::: RECORDS SUPPLIED :::

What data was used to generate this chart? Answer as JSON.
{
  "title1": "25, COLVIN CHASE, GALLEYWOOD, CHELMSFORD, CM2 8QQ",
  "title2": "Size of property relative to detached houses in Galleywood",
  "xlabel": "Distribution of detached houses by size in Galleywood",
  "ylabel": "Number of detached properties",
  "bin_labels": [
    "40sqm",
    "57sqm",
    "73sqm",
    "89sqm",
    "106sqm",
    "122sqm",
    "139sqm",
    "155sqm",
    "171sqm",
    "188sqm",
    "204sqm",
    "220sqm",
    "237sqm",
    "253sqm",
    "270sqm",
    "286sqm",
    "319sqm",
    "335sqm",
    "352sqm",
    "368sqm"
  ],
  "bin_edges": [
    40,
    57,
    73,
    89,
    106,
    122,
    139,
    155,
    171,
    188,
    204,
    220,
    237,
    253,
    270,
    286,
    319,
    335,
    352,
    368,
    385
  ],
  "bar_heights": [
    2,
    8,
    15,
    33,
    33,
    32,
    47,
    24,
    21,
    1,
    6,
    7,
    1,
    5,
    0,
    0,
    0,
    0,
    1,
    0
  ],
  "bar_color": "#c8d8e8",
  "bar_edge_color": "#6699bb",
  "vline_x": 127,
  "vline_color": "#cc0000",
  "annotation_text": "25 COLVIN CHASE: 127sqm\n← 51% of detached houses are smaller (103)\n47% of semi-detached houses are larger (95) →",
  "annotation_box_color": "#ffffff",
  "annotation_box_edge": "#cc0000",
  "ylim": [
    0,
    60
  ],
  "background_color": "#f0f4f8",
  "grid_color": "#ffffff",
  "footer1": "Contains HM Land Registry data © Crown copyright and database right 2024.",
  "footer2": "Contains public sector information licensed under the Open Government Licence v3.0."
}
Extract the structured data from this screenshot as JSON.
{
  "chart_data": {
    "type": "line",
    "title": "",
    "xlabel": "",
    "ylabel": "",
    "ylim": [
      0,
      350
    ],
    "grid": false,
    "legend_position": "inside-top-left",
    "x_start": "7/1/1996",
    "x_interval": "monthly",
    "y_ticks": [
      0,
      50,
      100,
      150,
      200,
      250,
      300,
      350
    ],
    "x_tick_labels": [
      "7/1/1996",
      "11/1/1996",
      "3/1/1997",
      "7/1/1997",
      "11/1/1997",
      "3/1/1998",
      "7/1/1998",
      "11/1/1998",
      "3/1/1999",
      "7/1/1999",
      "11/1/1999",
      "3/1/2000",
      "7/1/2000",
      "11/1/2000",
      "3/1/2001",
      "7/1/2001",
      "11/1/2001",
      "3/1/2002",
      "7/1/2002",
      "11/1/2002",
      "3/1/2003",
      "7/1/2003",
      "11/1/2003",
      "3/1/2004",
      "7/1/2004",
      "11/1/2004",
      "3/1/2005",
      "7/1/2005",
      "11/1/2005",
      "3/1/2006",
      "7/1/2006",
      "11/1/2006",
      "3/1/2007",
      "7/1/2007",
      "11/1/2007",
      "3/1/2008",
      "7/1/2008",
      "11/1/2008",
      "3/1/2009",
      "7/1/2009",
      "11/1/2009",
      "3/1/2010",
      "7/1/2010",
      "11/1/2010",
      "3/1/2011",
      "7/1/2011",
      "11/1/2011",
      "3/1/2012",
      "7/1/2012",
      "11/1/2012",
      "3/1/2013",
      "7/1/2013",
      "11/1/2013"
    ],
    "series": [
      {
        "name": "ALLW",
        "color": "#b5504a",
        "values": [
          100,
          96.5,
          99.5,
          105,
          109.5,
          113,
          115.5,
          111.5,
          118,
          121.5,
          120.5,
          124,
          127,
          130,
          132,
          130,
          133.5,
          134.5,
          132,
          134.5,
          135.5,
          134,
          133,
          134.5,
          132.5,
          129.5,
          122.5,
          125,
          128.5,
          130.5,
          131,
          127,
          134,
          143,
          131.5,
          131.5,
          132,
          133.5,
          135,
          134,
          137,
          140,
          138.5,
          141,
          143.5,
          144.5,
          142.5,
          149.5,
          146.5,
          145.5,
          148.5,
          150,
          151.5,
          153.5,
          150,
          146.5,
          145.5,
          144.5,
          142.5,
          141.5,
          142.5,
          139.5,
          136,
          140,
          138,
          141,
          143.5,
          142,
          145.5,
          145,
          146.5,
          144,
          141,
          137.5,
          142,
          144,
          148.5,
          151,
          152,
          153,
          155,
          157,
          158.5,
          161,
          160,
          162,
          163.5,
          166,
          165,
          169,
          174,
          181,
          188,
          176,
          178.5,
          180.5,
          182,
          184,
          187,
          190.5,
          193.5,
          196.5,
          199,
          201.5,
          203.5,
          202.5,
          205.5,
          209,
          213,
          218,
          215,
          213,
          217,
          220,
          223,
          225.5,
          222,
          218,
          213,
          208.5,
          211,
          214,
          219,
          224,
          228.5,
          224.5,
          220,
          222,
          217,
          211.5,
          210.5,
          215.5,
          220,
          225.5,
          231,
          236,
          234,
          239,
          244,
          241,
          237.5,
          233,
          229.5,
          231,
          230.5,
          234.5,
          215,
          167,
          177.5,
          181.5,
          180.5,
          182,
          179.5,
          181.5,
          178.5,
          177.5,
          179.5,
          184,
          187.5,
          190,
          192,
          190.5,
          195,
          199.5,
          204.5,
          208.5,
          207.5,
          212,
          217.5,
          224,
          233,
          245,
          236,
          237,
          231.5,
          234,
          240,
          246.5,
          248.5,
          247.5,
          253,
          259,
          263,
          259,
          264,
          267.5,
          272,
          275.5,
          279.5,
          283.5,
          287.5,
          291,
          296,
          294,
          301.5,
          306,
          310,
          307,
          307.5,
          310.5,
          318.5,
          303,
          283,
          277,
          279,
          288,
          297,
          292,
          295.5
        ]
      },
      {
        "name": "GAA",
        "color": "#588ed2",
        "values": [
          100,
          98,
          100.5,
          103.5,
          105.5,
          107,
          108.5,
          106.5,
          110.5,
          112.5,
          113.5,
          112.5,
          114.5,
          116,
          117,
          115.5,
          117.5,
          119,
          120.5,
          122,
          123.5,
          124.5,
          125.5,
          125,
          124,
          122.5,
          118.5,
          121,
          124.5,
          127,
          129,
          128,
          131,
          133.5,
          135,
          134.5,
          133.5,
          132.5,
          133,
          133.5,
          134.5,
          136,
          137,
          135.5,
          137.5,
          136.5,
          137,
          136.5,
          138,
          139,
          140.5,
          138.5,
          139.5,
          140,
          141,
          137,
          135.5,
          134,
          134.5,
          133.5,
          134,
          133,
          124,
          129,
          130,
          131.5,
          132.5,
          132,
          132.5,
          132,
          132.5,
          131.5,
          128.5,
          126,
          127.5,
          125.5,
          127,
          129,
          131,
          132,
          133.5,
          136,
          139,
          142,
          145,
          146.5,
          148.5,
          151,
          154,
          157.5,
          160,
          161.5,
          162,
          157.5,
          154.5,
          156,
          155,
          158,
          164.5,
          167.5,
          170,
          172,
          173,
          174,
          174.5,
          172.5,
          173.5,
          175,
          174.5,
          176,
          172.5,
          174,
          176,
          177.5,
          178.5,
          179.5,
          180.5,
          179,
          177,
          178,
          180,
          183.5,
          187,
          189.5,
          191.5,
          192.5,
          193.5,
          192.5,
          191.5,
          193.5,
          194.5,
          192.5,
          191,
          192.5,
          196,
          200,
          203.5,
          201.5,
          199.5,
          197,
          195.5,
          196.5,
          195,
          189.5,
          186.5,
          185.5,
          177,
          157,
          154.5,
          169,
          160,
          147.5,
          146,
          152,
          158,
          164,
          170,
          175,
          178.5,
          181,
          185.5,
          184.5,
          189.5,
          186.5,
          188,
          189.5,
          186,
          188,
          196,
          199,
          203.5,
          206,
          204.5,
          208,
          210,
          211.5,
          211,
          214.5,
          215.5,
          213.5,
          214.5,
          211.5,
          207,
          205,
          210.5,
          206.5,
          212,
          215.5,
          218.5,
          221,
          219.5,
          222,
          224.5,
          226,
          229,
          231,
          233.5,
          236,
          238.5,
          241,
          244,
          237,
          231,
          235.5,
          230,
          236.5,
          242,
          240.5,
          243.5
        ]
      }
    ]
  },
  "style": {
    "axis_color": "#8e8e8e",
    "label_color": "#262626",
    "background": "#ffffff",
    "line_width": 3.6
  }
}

:::

◆ DIRECTIONS FOR THIS TASK
List every line above that holds the word "COLVIN".

◆ EXERCISE RESPONSE
  "title1": "25, COLVIN CHASE, GALLEYWOOD, CHELMSFORD, CM2 8QQ",
  "annotation_text": "25 COLVIN CHASE: 127sqm\n← 51% of detached houses are smaller (103)\n47% of semi-detached houses are larger (95) →",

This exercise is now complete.